• [What this task involves]
Retype the data below without altering anything.

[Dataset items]
>> START

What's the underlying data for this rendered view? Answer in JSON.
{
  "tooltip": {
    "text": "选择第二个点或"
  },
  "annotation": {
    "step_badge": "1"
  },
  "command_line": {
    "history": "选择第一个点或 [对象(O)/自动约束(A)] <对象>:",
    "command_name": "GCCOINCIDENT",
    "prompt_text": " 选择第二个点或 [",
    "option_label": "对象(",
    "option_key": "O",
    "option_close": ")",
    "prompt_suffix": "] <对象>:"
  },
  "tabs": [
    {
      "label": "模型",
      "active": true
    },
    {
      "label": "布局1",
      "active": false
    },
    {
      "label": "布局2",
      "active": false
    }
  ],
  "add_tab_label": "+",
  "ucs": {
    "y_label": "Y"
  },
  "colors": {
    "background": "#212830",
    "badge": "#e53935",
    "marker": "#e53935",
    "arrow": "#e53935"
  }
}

>> END

• [Finished answer]
What's the underlying data for this rendered view? Answer in JSON.
{
  "tooltip": {
    "text": "选择第二个点或"
  },
  "annotation": {
    "step_badge": "1"
  },
  "command_line": {
    "history": "选择第一个点或 [对象(O)/自动约束(A)] <对象>:",
    "command_name": "GCCOINCIDENT",
    "prompt_text": " 选择第二个点或 [",
    "option_label": "对象(",
    "option_key": "O",
    "option_close": ")",
    "prompt_suffix": "] <对象>:"
  },
  "tabs": [
    {
      "label": "模型",
      "active": true
    },
    {
      "label": "布局1",
      "active": false
    },
    {
      "label": "布局2",
      "active": false
    }
  ],
  "add_tab_label": "+",
  "ucs": {
    "y_label": "Y"
  },
  "colors": {
    "background": "#212830",
    "badge": "#e53935",
    "marker": "#e53935",
    "arrow": "#e53935"
  }
}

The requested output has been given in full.